WHAT THE TASK ASKS: In the records below, swap "g-axis-label" for "conductance-axis-label" in the lines from the one containing "Enumerate the UI" up to and including the one containing "- g-tick-label: 2: [349, 533, 354, 543]". Change nothing else, return only those lines, and leave out the pictures.

[BEGIN DATA EXCERPTS]

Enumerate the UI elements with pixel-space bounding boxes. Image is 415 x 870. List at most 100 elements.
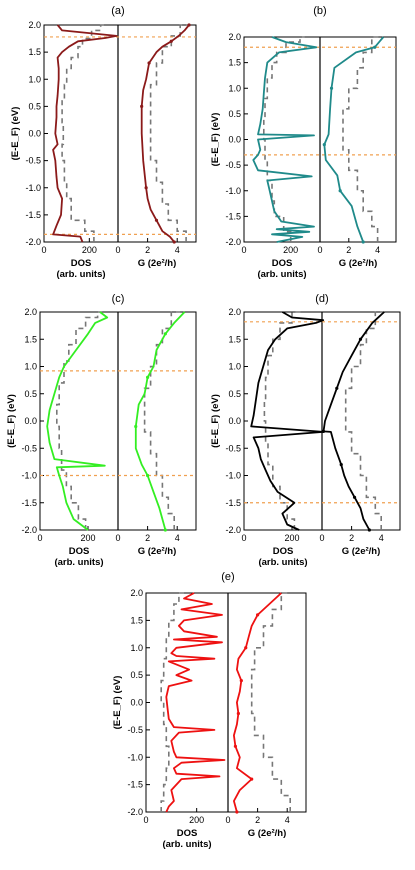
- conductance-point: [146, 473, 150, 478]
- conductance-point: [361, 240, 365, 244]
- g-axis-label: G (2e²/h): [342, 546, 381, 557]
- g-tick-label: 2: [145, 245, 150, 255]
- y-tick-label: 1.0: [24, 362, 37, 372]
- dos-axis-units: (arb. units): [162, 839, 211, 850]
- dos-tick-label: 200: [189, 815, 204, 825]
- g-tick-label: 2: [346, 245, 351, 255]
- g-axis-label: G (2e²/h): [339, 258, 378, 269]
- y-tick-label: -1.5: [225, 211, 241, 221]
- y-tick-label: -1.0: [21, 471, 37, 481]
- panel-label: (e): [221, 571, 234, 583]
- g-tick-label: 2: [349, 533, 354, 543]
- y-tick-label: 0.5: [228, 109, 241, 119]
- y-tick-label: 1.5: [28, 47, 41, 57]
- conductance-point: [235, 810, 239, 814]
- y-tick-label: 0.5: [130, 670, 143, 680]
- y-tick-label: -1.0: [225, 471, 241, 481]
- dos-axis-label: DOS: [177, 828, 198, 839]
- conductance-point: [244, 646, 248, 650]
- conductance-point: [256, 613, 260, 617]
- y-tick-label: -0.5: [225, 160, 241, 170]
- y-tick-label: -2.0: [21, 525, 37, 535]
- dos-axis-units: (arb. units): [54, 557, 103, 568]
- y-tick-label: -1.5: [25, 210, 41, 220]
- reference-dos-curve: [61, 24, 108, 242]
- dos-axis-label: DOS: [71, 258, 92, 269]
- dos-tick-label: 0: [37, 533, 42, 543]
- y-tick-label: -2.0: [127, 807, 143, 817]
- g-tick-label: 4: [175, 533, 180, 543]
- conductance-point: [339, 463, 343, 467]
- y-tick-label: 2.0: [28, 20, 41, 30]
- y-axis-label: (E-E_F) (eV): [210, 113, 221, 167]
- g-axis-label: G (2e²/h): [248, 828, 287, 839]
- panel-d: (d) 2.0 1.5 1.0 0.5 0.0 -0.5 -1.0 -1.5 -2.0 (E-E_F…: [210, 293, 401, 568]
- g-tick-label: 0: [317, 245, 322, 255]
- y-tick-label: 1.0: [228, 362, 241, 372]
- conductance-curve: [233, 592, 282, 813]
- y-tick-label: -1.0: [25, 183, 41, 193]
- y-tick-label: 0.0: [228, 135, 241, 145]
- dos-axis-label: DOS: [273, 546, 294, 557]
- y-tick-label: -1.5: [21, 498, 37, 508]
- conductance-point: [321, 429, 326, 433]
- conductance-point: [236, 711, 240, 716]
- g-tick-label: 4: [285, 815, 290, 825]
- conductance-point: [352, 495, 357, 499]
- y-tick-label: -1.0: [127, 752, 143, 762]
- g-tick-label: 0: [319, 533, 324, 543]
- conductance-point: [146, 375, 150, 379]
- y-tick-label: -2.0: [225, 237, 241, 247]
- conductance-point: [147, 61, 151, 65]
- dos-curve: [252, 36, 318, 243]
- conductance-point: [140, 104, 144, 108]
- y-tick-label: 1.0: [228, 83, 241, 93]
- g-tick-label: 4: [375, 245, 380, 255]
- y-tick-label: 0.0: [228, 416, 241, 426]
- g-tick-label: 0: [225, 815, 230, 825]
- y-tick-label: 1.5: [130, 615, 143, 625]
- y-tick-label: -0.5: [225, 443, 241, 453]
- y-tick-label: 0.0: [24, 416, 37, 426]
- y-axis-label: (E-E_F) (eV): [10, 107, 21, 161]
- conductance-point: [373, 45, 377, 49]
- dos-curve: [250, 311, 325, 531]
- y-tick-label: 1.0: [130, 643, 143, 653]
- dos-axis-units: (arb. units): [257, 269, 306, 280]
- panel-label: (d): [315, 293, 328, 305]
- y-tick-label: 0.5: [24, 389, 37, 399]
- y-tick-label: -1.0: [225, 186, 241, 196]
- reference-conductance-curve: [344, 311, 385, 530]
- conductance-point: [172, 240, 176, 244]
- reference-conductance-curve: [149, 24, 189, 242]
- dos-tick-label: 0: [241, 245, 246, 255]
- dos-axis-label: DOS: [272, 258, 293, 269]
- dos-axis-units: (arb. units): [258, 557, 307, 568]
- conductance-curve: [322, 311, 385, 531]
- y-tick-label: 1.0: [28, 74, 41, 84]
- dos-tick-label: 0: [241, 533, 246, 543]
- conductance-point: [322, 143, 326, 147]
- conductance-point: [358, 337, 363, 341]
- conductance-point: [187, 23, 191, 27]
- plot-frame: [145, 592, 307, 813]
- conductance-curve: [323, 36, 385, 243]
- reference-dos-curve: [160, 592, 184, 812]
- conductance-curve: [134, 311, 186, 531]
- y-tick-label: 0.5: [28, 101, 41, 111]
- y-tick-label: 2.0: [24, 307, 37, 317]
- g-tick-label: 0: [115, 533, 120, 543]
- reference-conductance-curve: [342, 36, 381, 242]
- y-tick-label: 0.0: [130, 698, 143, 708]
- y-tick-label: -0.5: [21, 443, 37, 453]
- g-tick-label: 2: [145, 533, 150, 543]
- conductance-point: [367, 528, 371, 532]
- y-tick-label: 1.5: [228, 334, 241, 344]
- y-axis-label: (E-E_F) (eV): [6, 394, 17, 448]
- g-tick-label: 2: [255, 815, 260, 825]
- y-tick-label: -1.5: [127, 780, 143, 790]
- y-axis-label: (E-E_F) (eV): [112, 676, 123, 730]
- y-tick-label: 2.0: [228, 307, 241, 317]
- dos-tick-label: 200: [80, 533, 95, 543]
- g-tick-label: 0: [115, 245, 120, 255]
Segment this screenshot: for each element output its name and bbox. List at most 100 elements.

[END DATA EXCERPTS]
[BEGIN DATA EXCERPTS]

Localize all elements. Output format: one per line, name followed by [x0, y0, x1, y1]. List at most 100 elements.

[END DATA EXCERPTS]

RESULT OF THE TASK:
Enumerate the UI elements with pixel-space bounding boxes. Image is 415 x 870. List at most 100 elements.
- conductance-point: [146, 473, 150, 478]
- conductance-point: [361, 240, 365, 244]
- conductance-axis-label: G (2e²/h): [342, 546, 381, 557]
- g-tick-label: 2: [145, 245, 150, 255]
- y-tick-label: 1.0: [24, 362, 37, 372]
- dos-axis-units: (arb. units): [162, 839, 211, 850]
- dos-tick-label: 200: [189, 815, 204, 825]
- g-tick-label: 2: [346, 245, 351, 255]
- conductance-axis-label: G (2e²/h): [339, 258, 378, 269]
- y-tick-label: -1.5: [225, 211, 241, 221]
- y-tick-label: -1.0: [21, 471, 37, 481]
- panel-label: (e): [221, 571, 234, 583]
- g-tick-label: 2: [349, 533, 354, 543]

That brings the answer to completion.